** Extract **
+===+

In the texts written by intellectuals in Philip’s circle who actually worked closely with the Macedonian kings (not only aspired to do so), the question seems a bit more complicated. In contrast to Noel Robertson, who maintained that Callisthenes, like Speusippus, “held up the Archaic conflict as a worthy precedent for the Third Sacred War and Philip’s intervention”[37], I argue that in the historian’s work the legacy of the Crisaeans is not uniquely related to the impious Phocians. Two different but connected pieces of evidence are significant in this regard.

+===+

** Exercise instructions **
1. Name every individual person mentioned by name in the passage on Callisthenes.
2. Write the next few sentences of the passage on Callisthenes, continuing after its final sentence.
The rows come from a separate source and have no connection to the passage on Callisthenes.

[Data items]
+===+

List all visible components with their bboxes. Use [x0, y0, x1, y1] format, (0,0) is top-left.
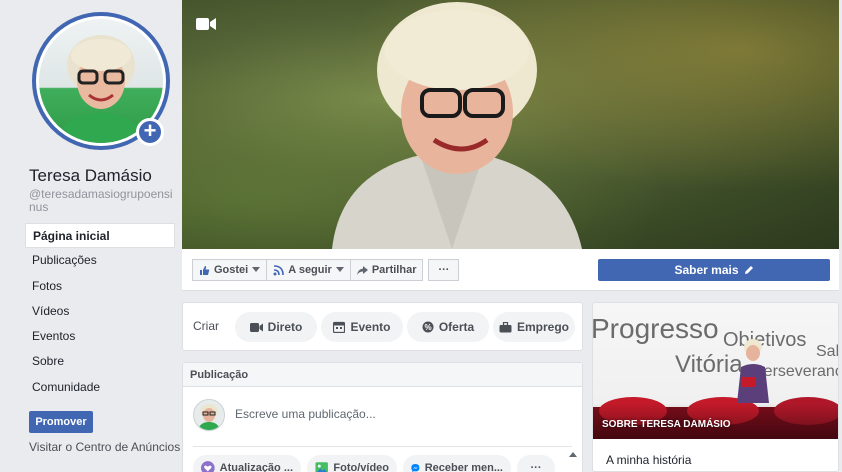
scroll-up-arrow-icon[interactable] — [568, 449, 578, 472]
follow-button[interactable]: A seguir — [266, 259, 351, 281]
page-nav: Página inicial Publicações Fotos Vídeos … — [25, 223, 175, 400]
heart-badge-icon — [201, 461, 215, 472]
page-name: Teresa Damásio — [29, 166, 152, 185]
more-publication-options-label: ··· — [530, 462, 542, 472]
more-options-label: ··· — [438, 264, 450, 276]
photo-video-label: Foto/vídeo — [333, 462, 389, 472]
composer-portrait-icon — [194, 400, 224, 430]
create-label: Criar — [193, 319, 219, 333]
about-card[interactable]: Progresso Objetivos Vitória Sabe Perseve… — [592, 302, 839, 472]
photo-video-button[interactable]: Foto/vídeo — [307, 455, 397, 472]
job-button[interactable]: Emprego — [493, 312, 575, 342]
more-options-button[interactable]: ··· — [428, 259, 460, 281]
create-card: Criar Direto Evento % Oferta Emprego — [182, 302, 583, 351]
nav-item-posts[interactable]: Publicações — [25, 248, 175, 273]
event-button-label: Evento — [350, 320, 391, 334]
status-update-label: Atualização ... — [219, 462, 293, 472]
nav-item-events[interactable]: Eventos — [25, 324, 175, 349]
event-button[interactable]: Evento — [321, 312, 403, 342]
chevron-down-icon — [252, 267, 261, 272]
add-profile-photo-button[interactable]: + — [136, 118, 164, 146]
nav-item-home[interactable]: Página inicial — [25, 223, 175, 248]
page-handle[interactable]: @teresadamasiogrupoensinus — [29, 188, 177, 214]
get-messages-button[interactable]: Receber men... — [403, 455, 511, 472]
nav-item-videos[interactable]: Vídeos — [25, 299, 175, 324]
like-button[interactable]: Gostei — [192, 259, 268, 281]
share-arrow-icon — [356, 265, 368, 275]
live-button[interactable]: Direto — [235, 312, 317, 342]
briefcase-icon — [499, 321, 512, 332]
photo-icon — [315, 462, 328, 472]
offer-button-label: Oferta — [438, 320, 475, 334]
composer-divider — [193, 446, 572, 447]
ads-center-link[interactable]: Visitar o Centro de Anúncios — [29, 440, 180, 454]
like-button-label: Gostei — [214, 264, 249, 276]
page-action-bar: Gostei A seguir Partilhar ··· Saber mais — [182, 249, 839, 291]
page-action-buttons: Gostei A seguir Partilhar ··· — [192, 259, 460, 281]
job-button-label: Emprego — [516, 320, 569, 334]
about-section-label[interactable]: SOBRE TERESA DAMÁSIO — [602, 419, 731, 430]
rss-icon — [273, 264, 285, 275]
status-update-button[interactable]: Atualização ... — [193, 455, 301, 472]
cover-portrait-icon — [332, 2, 582, 249]
video-camera-icon — [249, 322, 263, 332]
more-publication-options-button[interactable]: ··· — [517, 455, 555, 472]
nav-item-about[interactable]: Sobre — [25, 349, 175, 374]
share-button-label: Partilhar — [371, 264, 417, 276]
get-messages-label: Receber men... — [424, 462, 503, 472]
composer-input[interactable]: Escreve uma publicação... — [235, 407, 376, 421]
about-story-title[interactable]: A minha história — [606, 453, 691, 467]
promote-button[interactable]: Promover — [29, 411, 93, 433]
follow-button-label: A seguir — [288, 264, 332, 276]
svg-text:%: % — [424, 323, 431, 332]
publication-header: Publicação — [183, 363, 582, 387]
nav-item-photos[interactable]: Fotos — [25, 274, 175, 299]
learn-more-label: Saber mais — [674, 263, 739, 277]
thumbs-up-icon — [200, 265, 210, 275]
offer-button[interactable]: % Oferta — [407, 312, 489, 342]
left-sidebar: + Teresa Damásio @teresadamasiogrupoensi… — [0, 0, 182, 472]
publication-card: Publicação Escreve uma publicação... Atu… — [182, 362, 583, 472]
live-button-label: Direto — [267, 320, 303, 334]
share-button[interactable]: Partilhar — [349, 259, 424, 281]
nav-item-community[interactable]: Comunidade — [25, 375, 175, 400]
offer-tag-icon: % — [422, 321, 434, 333]
pencil-icon — [744, 266, 753, 274]
learn-more-button[interactable]: Saber mais — [598, 259, 830, 281]
calendar-icon — [333, 321, 346, 333]
composer-avatar — [193, 399, 225, 431]
cover-photo[interactable] — [182, 0, 839, 249]
messenger-icon — [411, 463, 420, 472]
chevron-down-icon — [335, 267, 344, 272]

+===+

** Final answers **
1. Philip, Noel Robertson, Callisthenes, Speusippus

2.
In the late 340s or in the 330s, either in a period when he was already at Philip’s court, or immediately before,[38] Callisthenes of Olynthus compiled the Pythionikai with Aristotle,[39] a table (πίναξ) of Pythian victors and of the organizers of the contest which included discursive entries, some of which dealt with the First Sacred War.[40] Callisthenes was a relative (probably a nephew) and a student of Aristotle and together with Aristotle he played a significant role at the Macedonian court.[41] He knew the work Amphiktyonikos by Isocrates of Apollonia Pontica, a student of Isocrates. Only a few fragments of this catalogue of the winners in the Pythian Games survive,[42] but Plutarch (Sol. 11.1–2)[43], who uses it as a source,[44] says very clearly that he learnt from a note in the Pythionikai that Solon took part in a war against the inhabitants of Cirrha (Crisa, or somewhere nearby)[45]. This indicates that a note on the First Sacred War was preserved in the Pythionikai[46] and that this note highlighted the role of a prominent Athenian, Solon,[47] who had advised the Amphictyonians to attack the Cirrhaeans.[48] Thus, in the Pyhtionikai, the defenders of Delphi are the Amphictyonians.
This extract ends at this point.